Dataset entries on figures
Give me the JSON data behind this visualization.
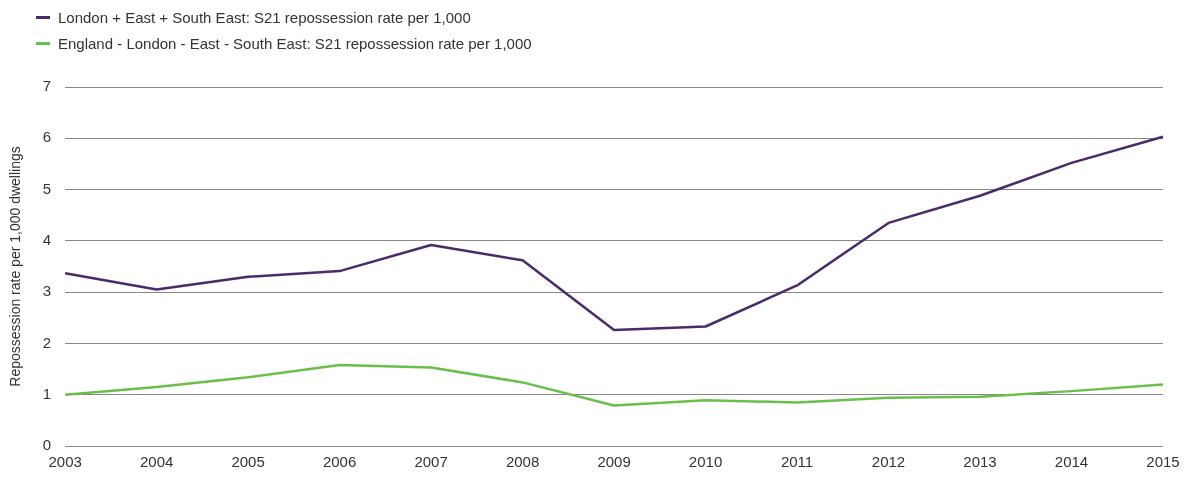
{
  "chart_data": {
    "type": "line",
    "ylabel": "Repossession rate per 1,000 dwellings",
    "categories": [
      "2003",
      "2004",
      "2005",
      "2006",
      "2007",
      "2008",
      "2009",
      "2010",
      "2011",
      "2012",
      "2013",
      "2014",
      "2015"
    ],
    "series": [
      {
        "name": "London + East + South East: S21 repossession rate per 1,000",
        "color": "#4b2a6b",
        "values": [
          3.37,
          3.05,
          3.3,
          3.41,
          3.92,
          3.62,
          2.26,
          2.33,
          3.13,
          4.35,
          4.88,
          5.52,
          6.03
        ]
      },
      {
        "name": "England - London - East - South East: S21 repossession rate per 1,000",
        "color": "#6abf4b",
        "values": [
          1.0,
          1.15,
          1.34,
          1.58,
          1.53,
          1.24,
          0.79,
          0.89,
          0.85,
          0.94,
          0.96,
          1.07,
          1.2
        ]
      }
    ],
    "ylim": [
      0,
      7
    ],
    "yticks": [
      0,
      1,
      2,
      3,
      4,
      5,
      6,
      7
    ],
    "grid": "y",
    "legend": "top left",
    "marker": "none",
    "line_style": "solid"
  }
}
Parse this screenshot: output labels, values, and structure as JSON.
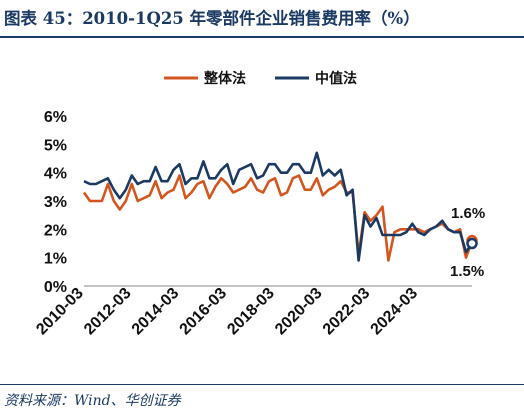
{
  "title": "图表 45：2010-1Q25 年零部件企业销售费用率（%）",
  "source": "资料来源：Wind、华创证券",
  "chart_data": {
    "type": "line",
    "title": "2010-1Q25 年零部件企业销售费用率（%）",
    "xlabel": "",
    "ylabel": "",
    "ylim": [
      0,
      6
    ],
    "yticks": [
      "0%",
      "1%",
      "2%",
      "3%",
      "4%",
      "5%",
      "6%"
    ],
    "xticks": [
      "2010-03",
      "2012-03",
      "2014-03",
      "2016-03",
      "2018-03",
      "2020-03",
      "2022-03",
      "2024-03"
    ],
    "grid": false,
    "legend_position": "top",
    "x_start": "2010-03",
    "x_frequency": "quarterly",
    "series": [
      {
        "name": "整体法",
        "color": "#d4561e",
        "values": [
          3.3,
          3.0,
          3.0,
          3.0,
          3.6,
          3.0,
          2.7,
          3.0,
          3.6,
          3.0,
          3.1,
          3.2,
          3.7,
          3.1,
          3.3,
          3.4,
          3.9,
          3.1,
          3.3,
          3.6,
          3.7,
          3.1,
          3.5,
          3.8,
          3.6,
          3.3,
          3.4,
          3.5,
          3.8,
          3.4,
          3.3,
          3.7,
          3.8,
          3.2,
          3.3,
          3.8,
          3.9,
          3.4,
          3.4,
          3.8,
          3.2,
          3.4,
          3.5,
          3.7,
          3.3,
          3.3,
          1.1,
          2.6,
          2.3,
          2.5,
          2.8,
          0.9,
          1.9,
          2.0,
          2.0,
          2.0,
          2.0,
          1.9,
          2.0,
          2.1,
          2.2,
          2.0,
          1.9,
          2.0,
          1.0,
          1.6
        ]
      },
      {
        "name": "中值法",
        "color": "#1b3a63",
        "values": [
          3.7,
          3.6,
          3.6,
          3.7,
          3.8,
          3.4,
          3.1,
          3.4,
          3.9,
          3.6,
          3.7,
          3.7,
          4.2,
          3.7,
          3.7,
          4.1,
          4.3,
          3.6,
          3.8,
          3.8,
          4.4,
          3.8,
          3.8,
          4.1,
          4.3,
          3.6,
          4.1,
          4.2,
          4.3,
          3.8,
          3.9,
          4.3,
          4.3,
          4.0,
          4.0,
          4.3,
          4.3,
          4.0,
          4.0,
          4.7,
          3.9,
          4.1,
          3.9,
          4.1,
          3.2,
          3.4,
          0.9,
          2.5,
          2.1,
          2.4,
          1.8,
          1.8,
          1.8,
          1.8,
          1.9,
          2.2,
          1.9,
          1.8,
          2.0,
          2.1,
          2.3,
          2.0,
          1.9,
          1.9,
          1.2,
          1.5
        ]
      }
    ],
    "annotations": [
      {
        "text": "1.6%",
        "series": "整体法"
      },
      {
        "text": "1.5%",
        "series": "中值法"
      }
    ]
  }
}
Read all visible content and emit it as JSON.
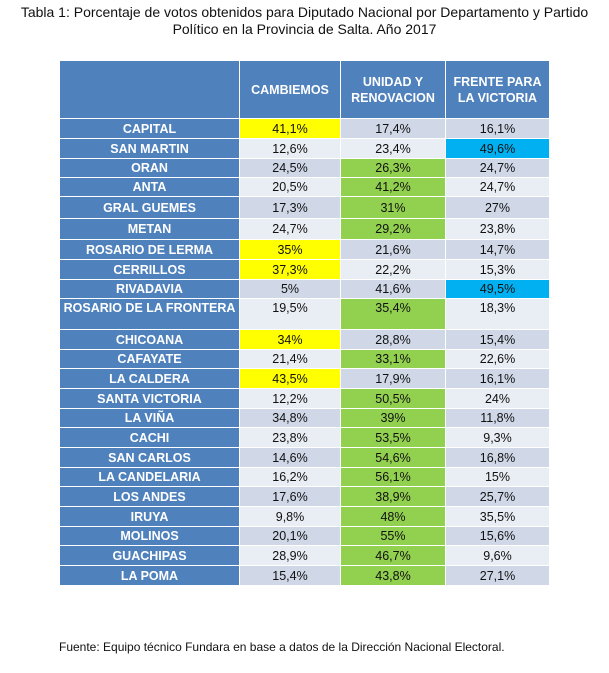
{
  "title_line1": "Tabla 1: Porcentaje de votos obtenidos para Diputado Nacional por Departamento y Partido",
  "title_line2": "Político en la Provincia de Salta. Año 2017",
  "headers": [
    "",
    "CAMBIEMOS",
    "UNIDAD Y RENOVACION",
    "FRENTE PARA LA VICTORIA"
  ],
  "rows": [
    {
      "dept": "CAPITAL",
      "values": [
        "41,1%",
        "17,4%",
        "16,1%"
      ],
      "highlight": [
        "yellow",
        "",
        ""
      ]
    },
    {
      "dept": "SAN MARTIN",
      "values": [
        "12,6%",
        "23,4%",
        "49,6%"
      ],
      "highlight": [
        "",
        "",
        "cyan"
      ]
    },
    {
      "dept": "ORAN",
      "values": [
        "24,5%",
        "26,3%",
        "24,7%"
      ],
      "highlight": [
        "",
        "green",
        ""
      ]
    },
    {
      "dept": "ANTA",
      "values": [
        "20,5%",
        "41,2%",
        "24,7%"
      ],
      "highlight": [
        "",
        "green",
        ""
      ]
    },
    {
      "dept": "GRAL GUEMES",
      "values": [
        "17,3%",
        "31%",
        "27%"
      ],
      "highlight": [
        "",
        "green",
        ""
      ]
    },
    {
      "dept": "METAN",
      "values": [
        "24,7%",
        "29,2%",
        "23,8%"
      ],
      "highlight": [
        "",
        "green",
        ""
      ]
    },
    {
      "dept": "ROSARIO DE LERMA",
      "values": [
        "35%",
        "21,6%",
        "14,7%"
      ],
      "highlight": [
        "yellow",
        "",
        ""
      ]
    },
    {
      "dept": "CERRILLOS",
      "values": [
        "37,3%",
        "22,2%",
        "15,3%"
      ],
      "highlight": [
        "yellow",
        "",
        ""
      ]
    },
    {
      "dept": "RIVADAVIA",
      "values": [
        "5%",
        "41,6%",
        "49,5%"
      ],
      "highlight": [
        "",
        "",
        "cyan"
      ]
    },
    {
      "dept": "ROSARIO DE LA FRONTERA",
      "values": [
        "19,5%",
        "35,4%",
        "18,3%"
      ],
      "highlight": [
        "",
        "green",
        ""
      ]
    },
    {
      "dept": "CHICOANA",
      "values": [
        "34%",
        "28,8%",
        "15,4%"
      ],
      "highlight": [
        "yellow",
        "",
        ""
      ]
    },
    {
      "dept": "CAFAYATE",
      "values": [
        "21,4%",
        "33,1%",
        "22,6%"
      ],
      "highlight": [
        "",
        "green",
        ""
      ]
    },
    {
      "dept": "LA CALDERA",
      "values": [
        "43,5%",
        "17,9%",
        "16,1%"
      ],
      "highlight": [
        "yellow",
        "",
        ""
      ]
    },
    {
      "dept": "SANTA VICTORIA",
      "values": [
        "12,2%",
        "50,5%",
        "24%"
      ],
      "highlight": [
        "",
        "green",
        ""
      ]
    },
    {
      "dept": "LA VIÑA",
      "values": [
        "34,8%",
        "39%",
        "11,8%"
      ],
      "highlight": [
        "",
        "green",
        ""
      ]
    },
    {
      "dept": "CACHI",
      "values": [
        "23,8%",
        "53,5%",
        "9,3%"
      ],
      "highlight": [
        "",
        "green",
        ""
      ]
    },
    {
      "dept": "SAN CARLOS",
      "values": [
        "14,6%",
        "54,6%",
        "16,8%"
      ],
      "highlight": [
        "",
        "green",
        ""
      ]
    },
    {
      "dept": "LA CANDELARIA",
      "values": [
        "16,2%",
        "56,1%",
        "15%"
      ],
      "highlight": [
        "",
        "green",
        ""
      ]
    },
    {
      "dept": "LOS ANDES",
      "values": [
        "17,6%",
        "38,9%",
        "25,7%"
      ],
      "highlight": [
        "",
        "green",
        ""
      ]
    },
    {
      "dept": "IRUYA",
      "values": [
        "9,8%",
        "48%",
        "35,5%"
      ],
      "highlight": [
        "",
        "green",
        ""
      ]
    },
    {
      "dept": "MOLINOS",
      "values": [
        "20,1%",
        "55%",
        "15,6%"
      ],
      "highlight": [
        "",
        "green",
        ""
      ]
    },
    {
      "dept": "GUACHIPAS",
      "values": [
        "28,9%",
        "46,7%",
        "9,6%"
      ],
      "highlight": [
        "",
        "green",
        ""
      ]
    },
    {
      "dept": "LA POMA",
      "values": [
        "15,4%",
        "43,8%",
        "27,1%"
      ],
      "highlight": [
        "",
        "green",
        ""
      ]
    }
  ],
  "fuente": "Fuente:   Equipo técnico Fundara en base a datos de la Dirección Nacional Electoral.",
  "colors": {
    "header_blue": "#4f81bd",
    "yellow": "#ffff00",
    "green": "#92d050",
    "cyan": "#00b0f0",
    "row_light": "#e9edf4",
    "row_dark": "#d0d8e8"
  }
}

### What needs to be done
Locate each line containing the string "年零部件企业销售费用率" and show it.

### The reply
  "title": "图表 45：2010-1Q25 年零部件企业销售费用率（%）",
    "title": "2010-1Q25 年零部件企业销售费用率（%）",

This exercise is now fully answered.